** Begin DATA SUPPLIED **
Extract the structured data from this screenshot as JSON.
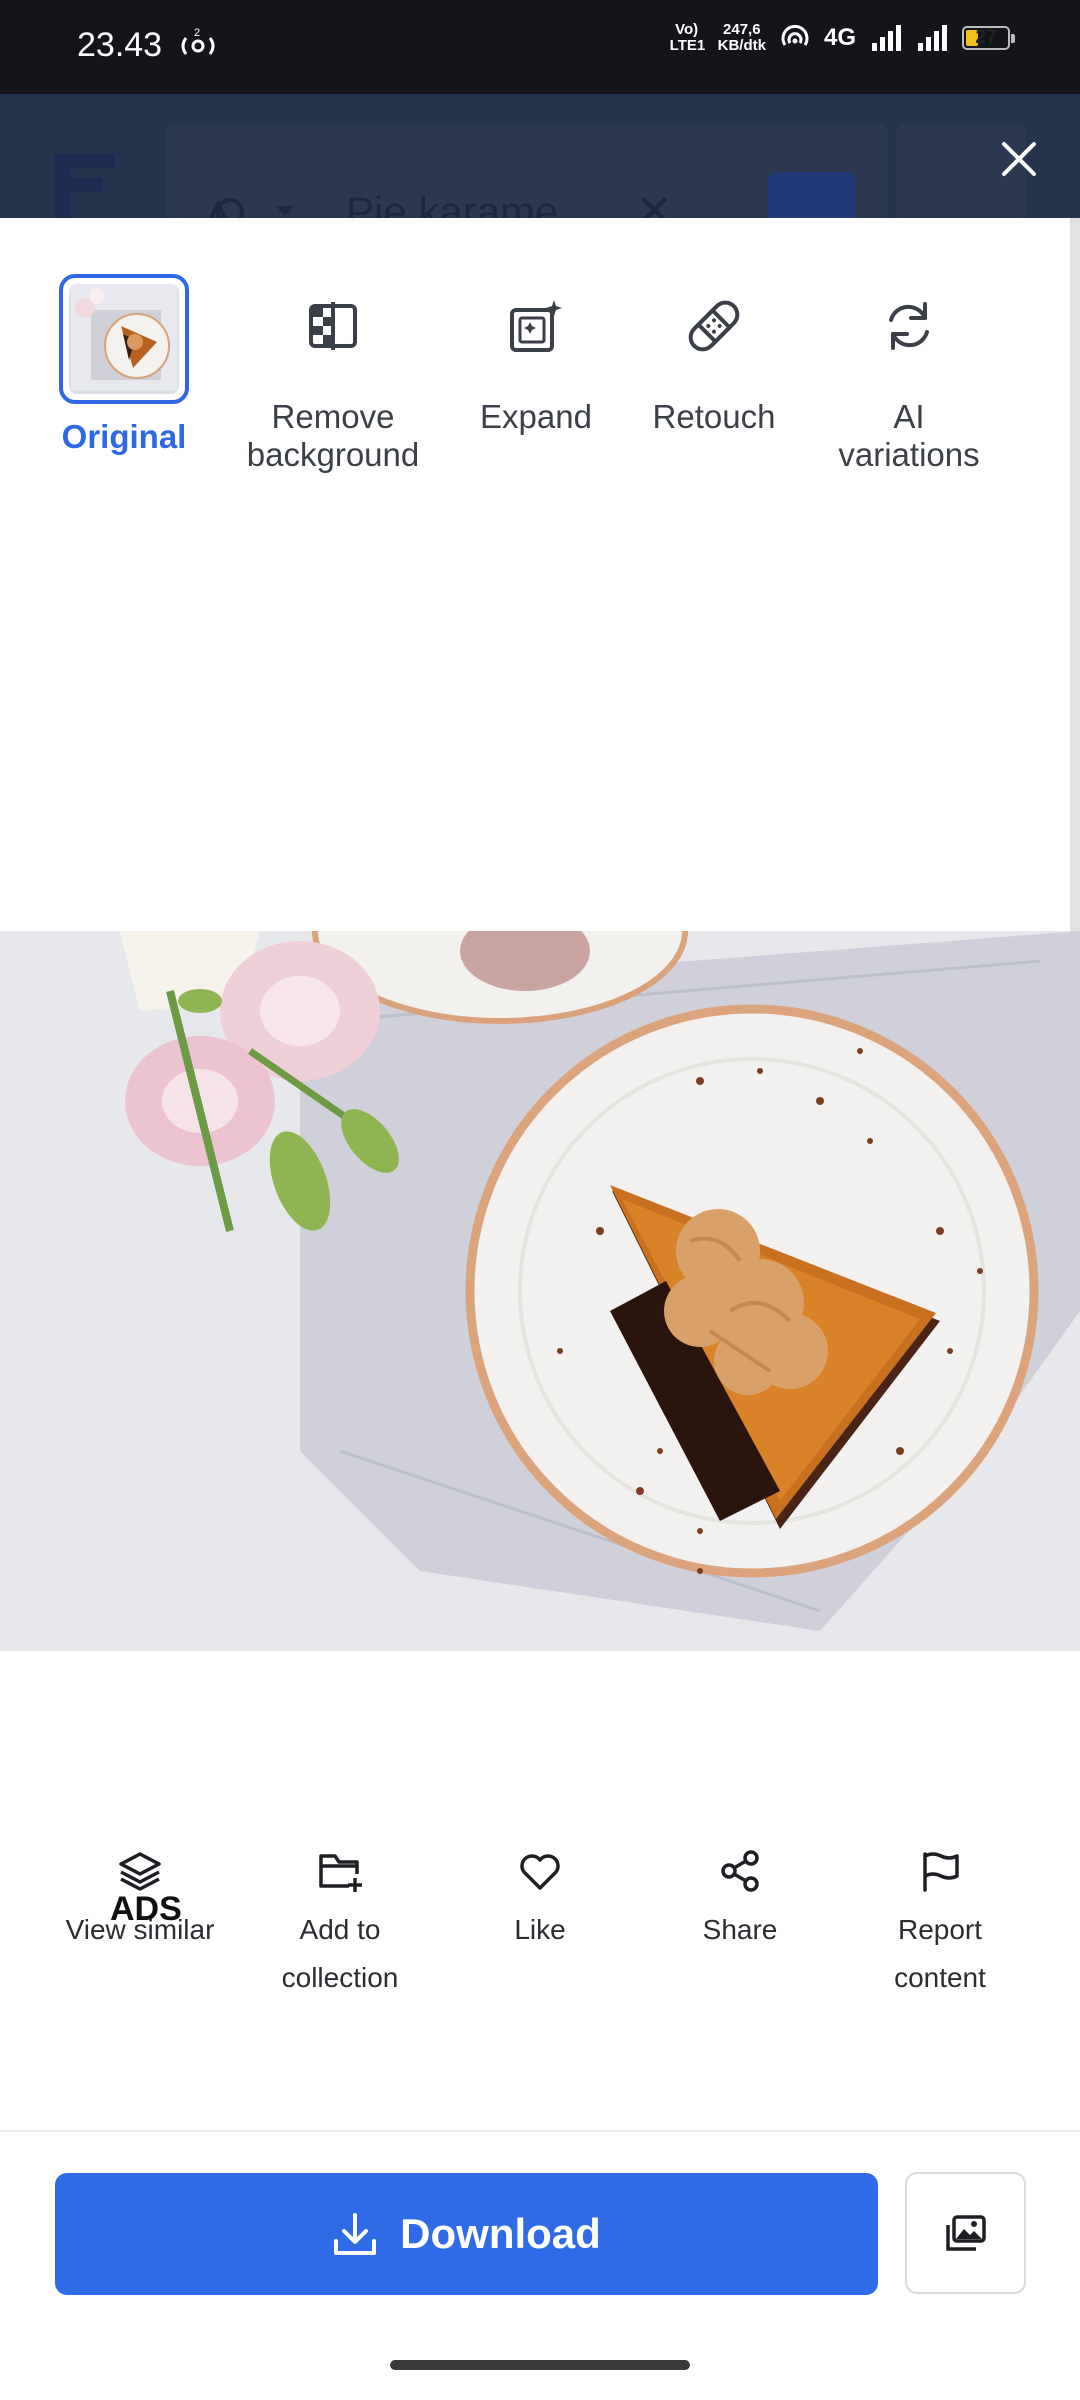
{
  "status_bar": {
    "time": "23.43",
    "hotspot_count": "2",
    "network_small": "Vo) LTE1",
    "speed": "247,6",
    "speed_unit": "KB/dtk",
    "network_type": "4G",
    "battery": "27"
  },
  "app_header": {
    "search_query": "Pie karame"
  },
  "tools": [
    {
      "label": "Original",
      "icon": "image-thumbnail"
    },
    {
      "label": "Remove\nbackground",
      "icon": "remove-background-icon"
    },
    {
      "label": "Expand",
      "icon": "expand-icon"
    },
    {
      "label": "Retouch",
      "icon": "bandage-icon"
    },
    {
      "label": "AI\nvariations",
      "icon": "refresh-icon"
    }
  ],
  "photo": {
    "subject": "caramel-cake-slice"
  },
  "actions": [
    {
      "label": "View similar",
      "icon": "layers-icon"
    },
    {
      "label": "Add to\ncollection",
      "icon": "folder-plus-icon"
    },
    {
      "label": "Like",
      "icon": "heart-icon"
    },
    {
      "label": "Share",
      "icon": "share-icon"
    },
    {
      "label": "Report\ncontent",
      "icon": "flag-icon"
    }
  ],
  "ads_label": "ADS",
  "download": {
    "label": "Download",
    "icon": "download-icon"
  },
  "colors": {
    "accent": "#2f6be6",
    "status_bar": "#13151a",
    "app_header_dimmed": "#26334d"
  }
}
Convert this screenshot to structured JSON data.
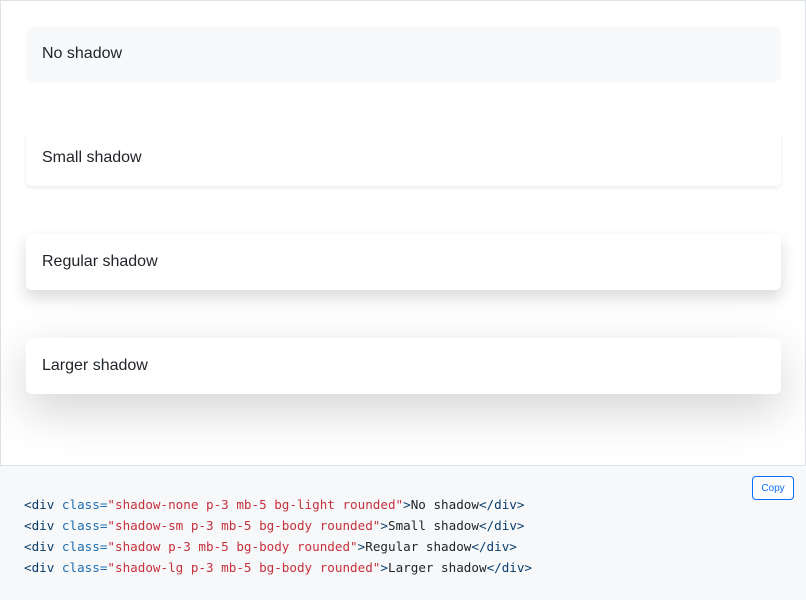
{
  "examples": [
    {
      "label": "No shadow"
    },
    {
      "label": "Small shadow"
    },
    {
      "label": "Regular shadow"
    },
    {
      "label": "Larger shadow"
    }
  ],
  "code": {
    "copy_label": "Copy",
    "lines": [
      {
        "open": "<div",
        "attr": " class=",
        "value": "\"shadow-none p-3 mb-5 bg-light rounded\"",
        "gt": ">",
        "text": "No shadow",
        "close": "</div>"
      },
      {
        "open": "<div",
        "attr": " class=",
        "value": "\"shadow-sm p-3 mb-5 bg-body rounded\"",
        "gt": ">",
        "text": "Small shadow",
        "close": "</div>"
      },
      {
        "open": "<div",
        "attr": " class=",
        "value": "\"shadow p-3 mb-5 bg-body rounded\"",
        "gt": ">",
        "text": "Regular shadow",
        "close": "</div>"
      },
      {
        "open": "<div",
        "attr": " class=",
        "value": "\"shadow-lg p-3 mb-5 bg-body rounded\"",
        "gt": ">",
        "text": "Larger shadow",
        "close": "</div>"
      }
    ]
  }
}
** End DATA SUPPLIED **
Make an exact copy of all entries above, dropping the images.

§ **OUTPUT BELOW**:
Extract the structured data from this screenshot as JSON.
{
  "status_bar": {
    "time": "23.43",
    "hotspot_count": "2",
    "network_small": "Vo) LTE1",
    "speed": "247,6",
    "speed_unit": "KB/dtk",
    "network_type": "4G",
    "battery": "27"
  },
  "app_header": {
    "search_query": "Pie karame"
  },
  "tools": [
    {
      "label": "Original",
      "icon": "image-thumbnail"
    },
    {
      "label": "Remove\nbackground",
      "icon": "remove-background-icon"
    },
    {
      "label": "Expand",
      "icon": "expand-icon"
    },
    {
      "label": "Retouch",
      "icon": "bandage-icon"
    },
    {
      "label": "AI\nvariations",
      "icon": "refresh-icon"
    }
  ],
  "photo": {
    "subject": "caramel-cake-slice"
  },
  "actions": [
    {
      "label": "View similar",
      "icon": "layers-icon"
    },
    {
      "label": "Add to\ncollection",
      "icon": "folder-plus-icon"
    },
    {
      "label": "Like",
      "icon": "heart-icon"
    },
    {
      "label": "Share",
      "icon": "share-icon"
    },
    {
      "label": "Report\ncontent",
      "icon": "flag-icon"
    }
  ],
  "ads_label": "ADS",
  "download": {
    "label": "Download",
    "icon": "download-icon"
  },
  "colors": {
    "accent": "#2f6be6",
    "status_bar": "#13151a",
    "app_header_dimmed": "#26334d"
  }
}
Convert this screenshot to structured JSON data.
{
  "examples": [
    {
      "label": "No shadow"
    },
    {
      "label": "Small shadow"
    },
    {
      "label": "Regular shadow"
    },
    {
      "label": "Larger shadow"
    }
  ],
  "code": {
    "copy_label": "Copy",
    "lines": [
      {
        "open": "<div",
        "attr": " class=",
        "value": "\"shadow-none p-3 mb-5 bg-light rounded\"",
        "gt": ">",
        "text": "No shadow",
        "close": "</div>"
      },
      {
        "open": "<div",
        "attr": " class=",
        "value": "\"shadow-sm p-3 mb-5 bg-body rounded\"",
        "gt": ">",
        "text": "Small shadow",
        "close": "</div>"
      },
      {
        "open": "<div",
        "attr": " class=",
        "value": "\"shadow p-3 mb-5 bg-body rounded\"",
        "gt": ">",
        "text": "Regular shadow",
        "close": "</div>"
      },
      {
        "open": "<div",
        "attr": " class=",
        "value": "\"shadow-lg p-3 mb-5 bg-body rounded\"",
        "gt": ">",
        "text": "Larger shadow",
        "close": "</div>"
      }
    ]
  }
}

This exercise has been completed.